Extracted data below:

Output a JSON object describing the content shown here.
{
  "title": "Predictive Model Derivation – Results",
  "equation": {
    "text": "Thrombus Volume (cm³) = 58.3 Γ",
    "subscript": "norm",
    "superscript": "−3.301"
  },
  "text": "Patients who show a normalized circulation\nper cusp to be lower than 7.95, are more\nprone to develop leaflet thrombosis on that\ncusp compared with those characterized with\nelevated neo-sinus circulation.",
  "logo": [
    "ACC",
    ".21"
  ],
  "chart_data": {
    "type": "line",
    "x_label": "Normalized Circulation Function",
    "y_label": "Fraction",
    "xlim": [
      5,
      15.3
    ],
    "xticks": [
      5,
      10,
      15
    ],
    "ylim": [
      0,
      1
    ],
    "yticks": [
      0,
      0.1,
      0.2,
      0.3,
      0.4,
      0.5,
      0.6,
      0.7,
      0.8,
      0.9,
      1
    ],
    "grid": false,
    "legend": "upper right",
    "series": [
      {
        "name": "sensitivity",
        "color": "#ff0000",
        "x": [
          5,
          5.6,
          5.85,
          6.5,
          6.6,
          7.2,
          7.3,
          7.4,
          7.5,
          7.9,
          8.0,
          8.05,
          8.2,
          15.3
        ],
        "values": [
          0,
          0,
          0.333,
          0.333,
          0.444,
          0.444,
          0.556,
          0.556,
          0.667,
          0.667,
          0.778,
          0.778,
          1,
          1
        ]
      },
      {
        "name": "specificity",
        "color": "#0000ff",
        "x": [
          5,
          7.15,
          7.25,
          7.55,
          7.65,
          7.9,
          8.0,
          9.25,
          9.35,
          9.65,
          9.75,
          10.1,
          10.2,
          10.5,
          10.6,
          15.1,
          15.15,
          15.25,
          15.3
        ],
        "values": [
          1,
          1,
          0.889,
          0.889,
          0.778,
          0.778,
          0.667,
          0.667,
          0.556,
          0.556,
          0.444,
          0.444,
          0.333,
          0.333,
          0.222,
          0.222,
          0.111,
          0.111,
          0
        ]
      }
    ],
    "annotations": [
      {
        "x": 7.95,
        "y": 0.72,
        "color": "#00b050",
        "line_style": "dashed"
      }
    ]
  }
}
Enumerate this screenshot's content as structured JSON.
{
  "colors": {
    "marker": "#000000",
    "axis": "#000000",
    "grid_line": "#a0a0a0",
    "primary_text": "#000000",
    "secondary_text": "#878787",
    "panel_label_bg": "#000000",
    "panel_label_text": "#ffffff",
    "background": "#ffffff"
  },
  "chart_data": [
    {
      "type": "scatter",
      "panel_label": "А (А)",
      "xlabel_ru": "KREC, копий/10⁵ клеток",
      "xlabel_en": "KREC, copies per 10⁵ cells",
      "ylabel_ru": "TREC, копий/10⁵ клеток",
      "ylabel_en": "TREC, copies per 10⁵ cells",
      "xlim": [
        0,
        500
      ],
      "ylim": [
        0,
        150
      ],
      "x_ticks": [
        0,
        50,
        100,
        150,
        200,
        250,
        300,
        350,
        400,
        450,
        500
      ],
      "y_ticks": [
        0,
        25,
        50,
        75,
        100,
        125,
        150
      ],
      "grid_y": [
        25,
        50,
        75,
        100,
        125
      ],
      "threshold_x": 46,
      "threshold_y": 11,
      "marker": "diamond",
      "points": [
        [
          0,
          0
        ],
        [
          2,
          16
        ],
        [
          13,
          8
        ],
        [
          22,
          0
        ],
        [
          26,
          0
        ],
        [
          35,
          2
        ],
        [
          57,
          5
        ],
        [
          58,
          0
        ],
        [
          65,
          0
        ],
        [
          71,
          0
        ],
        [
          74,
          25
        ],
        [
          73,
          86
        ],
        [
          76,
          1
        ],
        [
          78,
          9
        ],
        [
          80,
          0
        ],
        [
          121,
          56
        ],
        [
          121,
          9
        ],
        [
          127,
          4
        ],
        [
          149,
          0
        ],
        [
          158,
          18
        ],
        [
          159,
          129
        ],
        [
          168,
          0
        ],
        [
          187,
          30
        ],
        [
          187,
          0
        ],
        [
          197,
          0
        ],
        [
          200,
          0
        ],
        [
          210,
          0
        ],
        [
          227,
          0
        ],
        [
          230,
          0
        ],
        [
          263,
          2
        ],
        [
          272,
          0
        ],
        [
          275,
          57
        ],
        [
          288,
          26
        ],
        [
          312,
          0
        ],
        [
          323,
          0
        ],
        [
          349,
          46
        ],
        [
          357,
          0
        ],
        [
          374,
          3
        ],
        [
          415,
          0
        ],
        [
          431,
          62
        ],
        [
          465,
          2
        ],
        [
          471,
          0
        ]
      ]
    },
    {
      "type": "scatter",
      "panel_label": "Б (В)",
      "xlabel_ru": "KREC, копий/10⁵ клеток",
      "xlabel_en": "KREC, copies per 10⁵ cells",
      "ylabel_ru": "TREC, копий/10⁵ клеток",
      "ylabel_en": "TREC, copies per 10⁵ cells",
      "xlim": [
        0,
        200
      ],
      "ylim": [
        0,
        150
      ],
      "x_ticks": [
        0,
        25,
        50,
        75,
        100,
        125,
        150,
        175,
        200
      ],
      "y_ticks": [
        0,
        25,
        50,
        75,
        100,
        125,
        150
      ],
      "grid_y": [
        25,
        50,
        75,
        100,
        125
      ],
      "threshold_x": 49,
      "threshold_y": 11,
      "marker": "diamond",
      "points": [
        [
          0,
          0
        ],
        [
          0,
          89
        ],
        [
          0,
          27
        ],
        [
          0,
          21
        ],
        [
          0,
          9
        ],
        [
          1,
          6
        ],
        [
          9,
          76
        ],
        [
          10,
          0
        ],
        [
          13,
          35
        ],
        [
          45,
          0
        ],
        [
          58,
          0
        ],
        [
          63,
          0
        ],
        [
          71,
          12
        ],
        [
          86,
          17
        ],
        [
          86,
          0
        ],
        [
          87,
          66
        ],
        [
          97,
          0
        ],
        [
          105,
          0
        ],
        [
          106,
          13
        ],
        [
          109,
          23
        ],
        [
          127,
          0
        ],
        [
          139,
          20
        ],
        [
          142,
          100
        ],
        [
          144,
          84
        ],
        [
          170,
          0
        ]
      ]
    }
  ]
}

End of Extracted data.

• _Your objective_
Go through the entries above and pull out each line with "JSON" in it.

• _Response for this exercise_
Output a JSON object describing the content shown here.
Enumerate this screenshot's content as structured JSON.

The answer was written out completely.